#### [The request]
Report how many lines hold the word "sites"; give nothing but the number.

#### [Listed records]
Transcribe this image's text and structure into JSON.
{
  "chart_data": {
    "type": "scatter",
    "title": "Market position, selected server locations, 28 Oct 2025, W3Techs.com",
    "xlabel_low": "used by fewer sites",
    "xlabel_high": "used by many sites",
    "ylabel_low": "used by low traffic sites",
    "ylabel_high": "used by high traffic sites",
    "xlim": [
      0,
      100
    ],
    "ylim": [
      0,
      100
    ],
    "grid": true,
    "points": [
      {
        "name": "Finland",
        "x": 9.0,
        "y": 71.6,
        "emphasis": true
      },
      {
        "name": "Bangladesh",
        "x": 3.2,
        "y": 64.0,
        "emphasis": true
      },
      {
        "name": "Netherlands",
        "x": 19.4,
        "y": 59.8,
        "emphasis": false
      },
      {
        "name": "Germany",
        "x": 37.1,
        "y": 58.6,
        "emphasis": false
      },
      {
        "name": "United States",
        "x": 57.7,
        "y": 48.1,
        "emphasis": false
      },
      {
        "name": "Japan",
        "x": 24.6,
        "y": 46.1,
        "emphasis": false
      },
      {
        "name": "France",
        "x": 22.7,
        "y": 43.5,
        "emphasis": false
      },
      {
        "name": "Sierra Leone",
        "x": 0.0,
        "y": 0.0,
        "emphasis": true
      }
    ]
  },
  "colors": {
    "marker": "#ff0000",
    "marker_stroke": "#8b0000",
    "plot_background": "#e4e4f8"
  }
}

...

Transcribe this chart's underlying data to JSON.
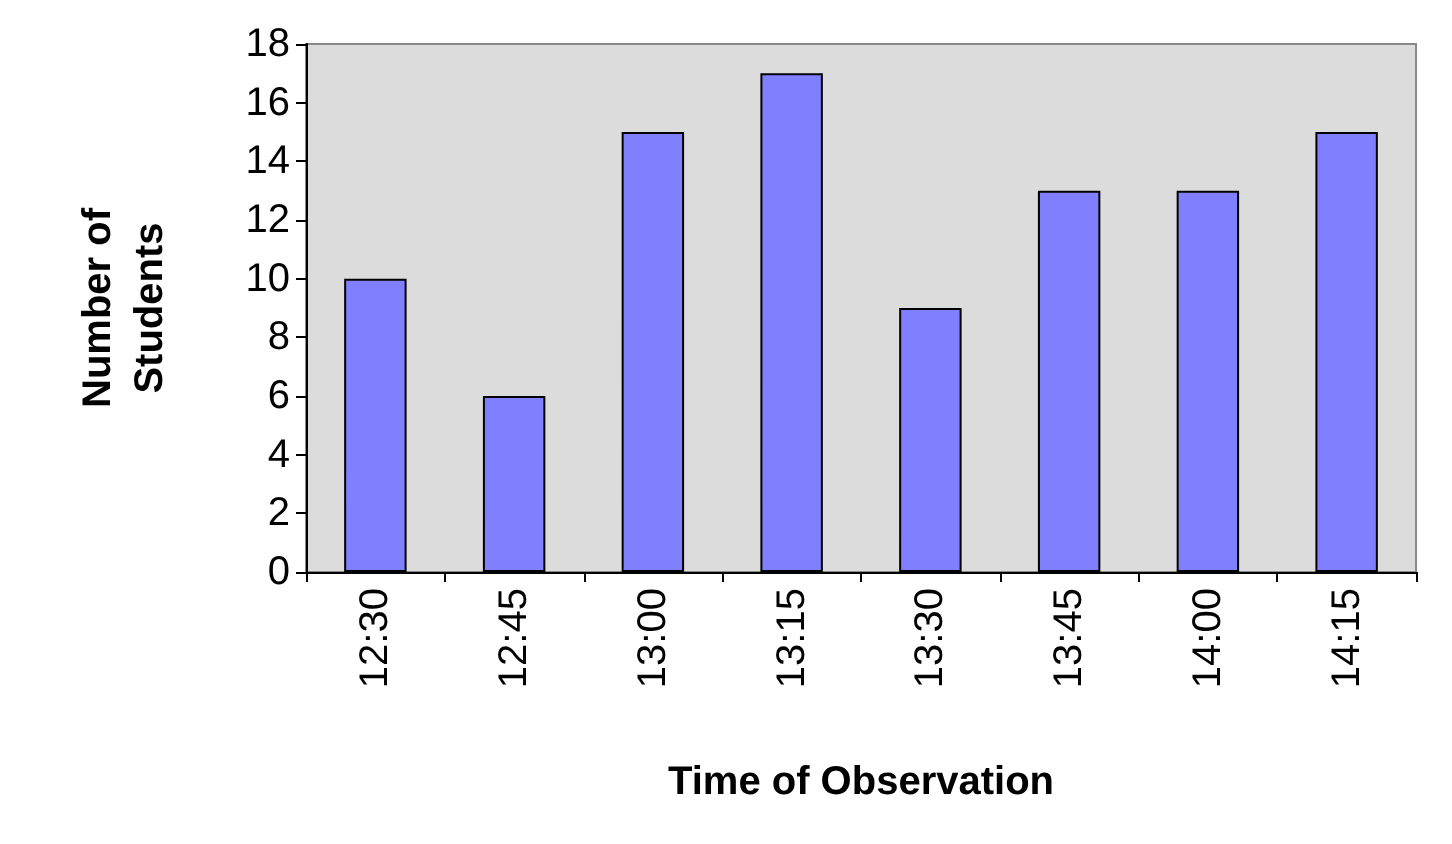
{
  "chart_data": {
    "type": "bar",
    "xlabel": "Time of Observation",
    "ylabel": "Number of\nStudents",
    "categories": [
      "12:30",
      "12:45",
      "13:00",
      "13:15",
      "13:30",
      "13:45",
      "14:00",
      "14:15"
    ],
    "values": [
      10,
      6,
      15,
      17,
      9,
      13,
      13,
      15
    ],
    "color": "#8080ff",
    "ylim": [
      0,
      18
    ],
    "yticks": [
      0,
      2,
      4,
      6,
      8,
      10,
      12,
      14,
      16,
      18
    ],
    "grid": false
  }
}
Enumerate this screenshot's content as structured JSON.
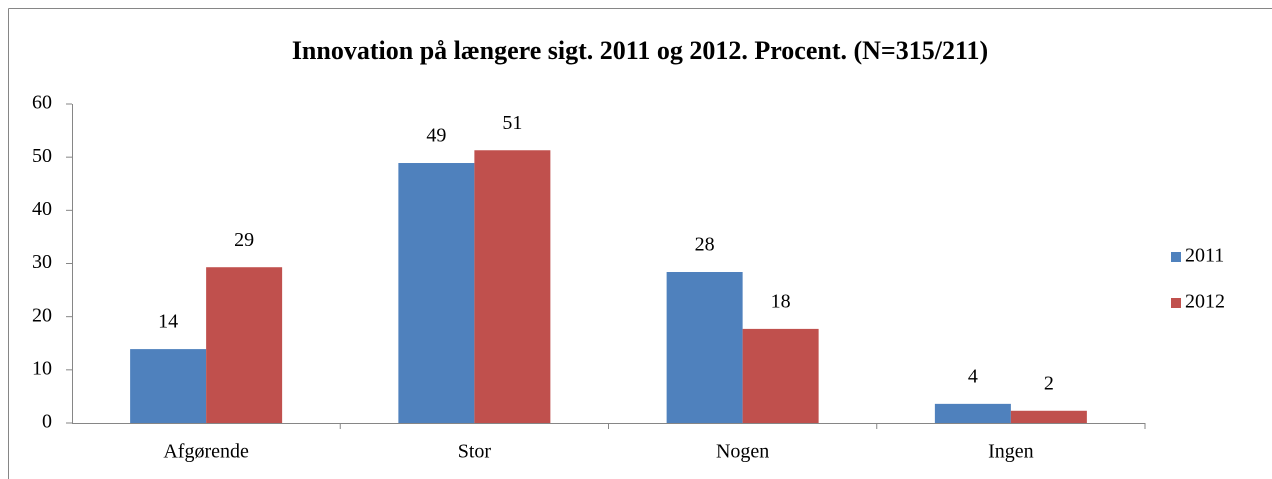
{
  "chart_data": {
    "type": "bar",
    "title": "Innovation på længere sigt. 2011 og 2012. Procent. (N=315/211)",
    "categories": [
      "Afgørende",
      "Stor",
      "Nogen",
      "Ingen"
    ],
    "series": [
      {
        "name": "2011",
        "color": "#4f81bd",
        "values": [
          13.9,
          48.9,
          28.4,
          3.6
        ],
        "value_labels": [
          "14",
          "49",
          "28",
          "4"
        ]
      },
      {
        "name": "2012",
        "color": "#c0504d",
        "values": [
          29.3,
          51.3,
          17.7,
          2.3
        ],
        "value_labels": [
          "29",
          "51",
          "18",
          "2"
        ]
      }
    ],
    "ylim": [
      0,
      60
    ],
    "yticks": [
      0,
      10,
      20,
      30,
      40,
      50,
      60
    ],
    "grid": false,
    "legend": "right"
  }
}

#### [Completed task]
4